▶ **Bagian Teks**
——

Sabtu, 11 September 2010

Kritik Syariah Terhadap Transaksi Murabahah Commodity Bank-Bank Asing

Image: eramuslim
Kontrak Murabahah Commodity dan bentuk-bentuk penggalangan dananya semisal tabungan/deposito murabahah adalah salah satu produk unggulan yang gencar dijual oleh bank-bank global/internasional yang beroperasi dengan prinsip syariah di berbagai negara. Transaksinya banyak melibatkan bursa berjangka seperti London Metal Exchange dan bursa berjangka lainnya di berbagai negara. Hal ini cukup menarik untuk dibahas, terutama dalam hal bagaimana pandangan syariah terhadap transaksi yang berlangsung dalam bursa berjangka dan bagaimana sesungguhnya sumbangsih Kontrak Murabahah Commodity dalam perbankan syariah yang sangat menjalankan fungsi intermediasi antara sektor keuangan dengan sektor riil.

Nuansa Konvensional Murabahah Commodity
Dalam pandangan syariah, suatu transaksi terlarang ketika paling tidak mengandung salah satu dari riba, gharar (risiko) berlebihan dan maysir (perjudian). Pembahasan yang dilakukan oleh ulama mengenai kontrak berjangka dan instrumen turunan (derivative) lainnya umumnya terletak pada kandungan Gharar yang berlebihan di dalamnya. Gharar bisa didefinisikan sebagai penjualan dari probable items yang eksistensi dan karakteristiknya tidak pasti, karena mempunyai risiko berlebihan yang mana membuat perdagangan itu menyerupai atau bahkan menjadi perjudian. Gharar timbul ketika adanya ketakpastian atau ketakcukupan informasi (jahl) dalam persyaratan-persyaratan yang ada dalam suatu kontrak seperti harga, obyek transaksi, jumlah obyek, waktu penyerahan, tempat penyerahan dan lainnya. Dalam sejumlah hadits, Rasulullah Muhammad SAW telah melarang jual beli yang mengandung Gharar ini.

Kontrak berjangka memiliki pengertian mirip dengan kontrak forward, yaitu sebuah kontrak untuk membeli atau menjual suatu komoditas atau sekuritas di masa datang pada harga yang telah ditetapkan sekarang. Hanya tidak seperti forward, kontrak berjangka biasanya terstandard dan diperjualbelikan di suatu bursa resmi. Contohnya dalam kontrak berjangka komoditas tembaga, 1 unit tembaga akan diperdagangkan pada harga X dan akan diserahkan pada waktu penyerahan (delivery date), akhir bulan ketiga. Dari kontrak ini timbullah kewajiban dari kedua belah pihak yang bertransaksi yang pemenuhannya ditunda sebagai waktu penyerahan. Kewajiban dari pembeli (long position) adalah menyerahkan 1 unit tembaga, sementara kewajiban penjual (short position) adalah membayar X unit uang. Meskipun dalam bursa berjangka, setiap trader wajib mendeposit sejumlah dana (margin) kepada pengelola bursa (clearing house), tidaklah mengakibatkan kewajiban kedua belah pihak tidak tertunda. Alasannya, jelas karena margin itu sendiri tidak diserahkan kepada para pihak (counterparties) dari kontrak dan biasanya mempunyai nilai jauh lebih kecil dibanding dengan besar nilai kontrak.

——

▶ **Baris yang Disediakan**

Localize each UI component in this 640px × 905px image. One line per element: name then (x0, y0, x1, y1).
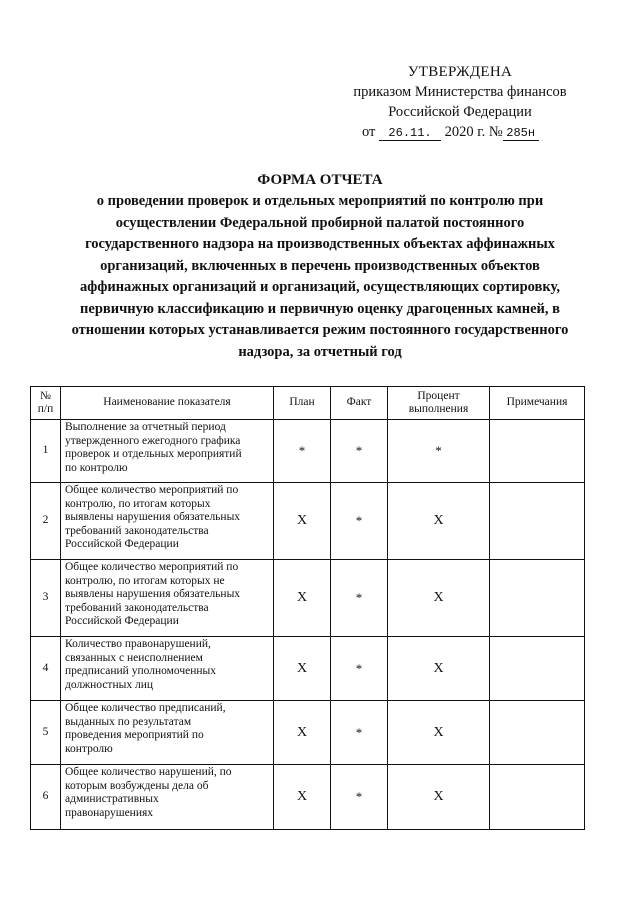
header-num: № п/п (31, 387, 61, 420)
form-subject-line: надзора, за отчетный год (238, 343, 402, 360)
row-num: 6 (31, 765, 61, 830)
approval-year: 2020 г. (444, 124, 486, 140)
row-percent: * (388, 420, 490, 483)
approval-line-2: Российской Федерации (388, 104, 532, 120)
row-num: 3 (31, 560, 61, 637)
row-notes (490, 420, 585, 483)
row-num: 1 (31, 420, 61, 483)
row-notes (490, 701, 585, 765)
row-indicator-name: Количество правонарушений, связанных с неисполнением предписаний уполномоченных должностных лиц (61, 637, 274, 701)
table-row (31, 701, 585, 765)
table-row (31, 765, 585, 830)
row-fact: * (331, 420, 388, 483)
report-table (30, 386, 585, 830)
row-percent: X (388, 483, 490, 560)
row-fact: * (331, 483, 388, 560)
row-num: 5 (31, 701, 61, 765)
row-num: 2 (31, 483, 61, 560)
header-fact: Факт (331, 387, 388, 420)
row-plan: X (274, 483, 331, 560)
table-header-row (31, 387, 585, 420)
form-title-block (40, 172, 600, 363)
form-subject-line: первичную классификацию и первичную оценку драгоценных камней, в (80, 300, 560, 317)
row-percent: X (388, 701, 490, 765)
row-percent: X (388, 765, 490, 830)
row-notes (490, 483, 585, 560)
row-fact: * (331, 765, 388, 830)
approval-date-line (330, 122, 590, 142)
row-plan: X (274, 637, 331, 701)
row-plan: X (274, 701, 331, 765)
row-notes (490, 560, 585, 637)
form-subject-line: организаций, включенных в перечень производственных объектов (100, 257, 540, 274)
approval-from-prefix: от (362, 124, 376, 140)
row-plan: X (274, 765, 331, 830)
approval-stamp (330, 62, 590, 142)
approval-line-1: приказом Министерства финансов (353, 84, 567, 100)
row-notes (490, 637, 585, 701)
row-num: 4 (31, 637, 61, 701)
header-notes: Примечания (490, 387, 585, 420)
approval-date: 26.11. (379, 126, 441, 141)
row-percent: X (388, 637, 490, 701)
row-indicator-name: Общее количество мероприятий по контролю, по итогам которых не выявлены нарушения обязательных требований законодательства Российской Федерации (61, 560, 274, 637)
approval-number-sign: № (488, 124, 503, 140)
table-row (31, 637, 585, 701)
approval-number: 285н (503, 126, 539, 141)
row-fact: * (331, 560, 388, 637)
table-row (31, 560, 585, 637)
header-name: Наименование показателя (61, 387, 274, 420)
table-row (31, 420, 585, 483)
row-plan: X (274, 560, 331, 637)
form-subject-line: осуществлении Федеральной пробирной палатой постоянного (115, 214, 525, 231)
row-fact: * (331, 637, 388, 701)
approval-header: УТВЕРЖДЕНА (407, 64, 513, 80)
row-indicator-name: Общее количество предписаний, выданных по результатам проведения мероприятий по контролю (61, 701, 274, 765)
form-title: ФОРМА ОТЧЕТА (257, 172, 383, 188)
header-percent: Процент выполнения (388, 387, 490, 420)
form-subject-line: о проведении проверок и отдельных мероприятий по контролю при (96, 193, 544, 209)
row-percent: X (388, 560, 490, 637)
row-indicator-name: Выполнение за отчетный период утвержденного ежегодного графика проверок и отдельных мероприятий по контролю (61, 420, 274, 483)
row-notes (490, 765, 585, 830)
table-row (31, 483, 585, 560)
row-indicator-name: Общее количество нарушений, по которым возбуждены дела об административных правонарушениях (61, 765, 274, 830)
row-indicator-name: Общее количество мероприятий по контролю, по итогам которых выявлены нарушения обязательных требований законодательства Российской Федерации (61, 483, 274, 560)
header-plan: План (274, 387, 331, 420)
row-fact: * (331, 701, 388, 765)
form-subject-line: отношении которых устанавливается режим постоянного государственного (71, 322, 569, 338)
form-subject-line: аффинажных организаций и организаций, осуществляющих сортировку, (80, 279, 560, 295)
row-plan: * (274, 420, 331, 483)
form-subject-line: государственного надзора на производственных объектах аффинажных (85, 236, 555, 252)
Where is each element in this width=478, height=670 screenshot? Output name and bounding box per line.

——

▶ **Tantangan 1**
Terjemahkan ke dalam bahasa Inggris kalimat dari bagian teks tentang Murabahah Commodity ini: "Dalam pandangan syariah, suatu transaksi terlarang ketika paling tidak mengandung salah satu dari riba, gharar (risiko) berlebihan dan maysir (perjudian)."
▶ **Tantangan 2**
Lanjutkan bagian teks tentang kritik syariah terhadap Murabahah Commodity, mulai tepat setelah kalimat terakhirnya.

▶ **Keluaran yang Diharapkan 1**
From a sharia perspective, a transaction is prohibited when it contains at least one of riba, excessive gharar (risk), or maysir (gambling).

▶ **Keluaran yang Diharapkan 2**
Mayoritas ulama sepakat bahwa transaksi dengan penyelesaian kewajiban dari kedua belah pihak pada suatu waktu di masa datang secara syariah terlarang karena adanya kandungan gharar yang berlebihan. Transaksi seperti ini dikenal juga dengan nama bai’ al-mudaf. Ada beberapa justifikasi terhadap adanya kandungan gharar dalam kontrak berjangka.
Pertama, timbulnya penundaan kewajiban kedua belah pihak dalam kontrak berjangka membuat transaksi ini menjadi penjualan sesuatu yang belum dimiliki atau dikuasai oleh penjual (short sale), sehingga secara syariah termasuk dalam transaksi terlarang (kecuali untuk beberapa kontrak seperti salam dan istishna yang mayoritas ulama menerimanya). Banyak bukti yang menunjukkan bahwa penjualan semacam ini telah mendorong prilaku spekulatif berlebihan yang mengarah ke perjudian.
Kedua, berasal dari praktek yang terjadi pada kebanyakan bursa berjangka dimana penyerahan fisik sebagai cara penyelesaian kontrak bukanlah menjadi tujuan. Dalam banyak kasus di bursa berjangka, transaksi biasanya berakhir dengan cash settlement (pembayaran kas) atau melalui offset/reversing trade (pembalikan transaksi perdagangan) sebelum waktu penyerahan, tanpa adanya penyerahan fisik. Malah terhadap kontrak berjangka yang memiliki dasar transaksi seperti indeks, penyerahan fisik sama sekali tidak memungkinkan. Ketidakpastian mengenai adanya penyerahan fisik ini membuat barang yang diperjualbelikan dalam kontrak berjangka diragukan keberadaannya atau malah sama sekali maya. Sehingga tidak diragukan lagi ke-gharar-annya.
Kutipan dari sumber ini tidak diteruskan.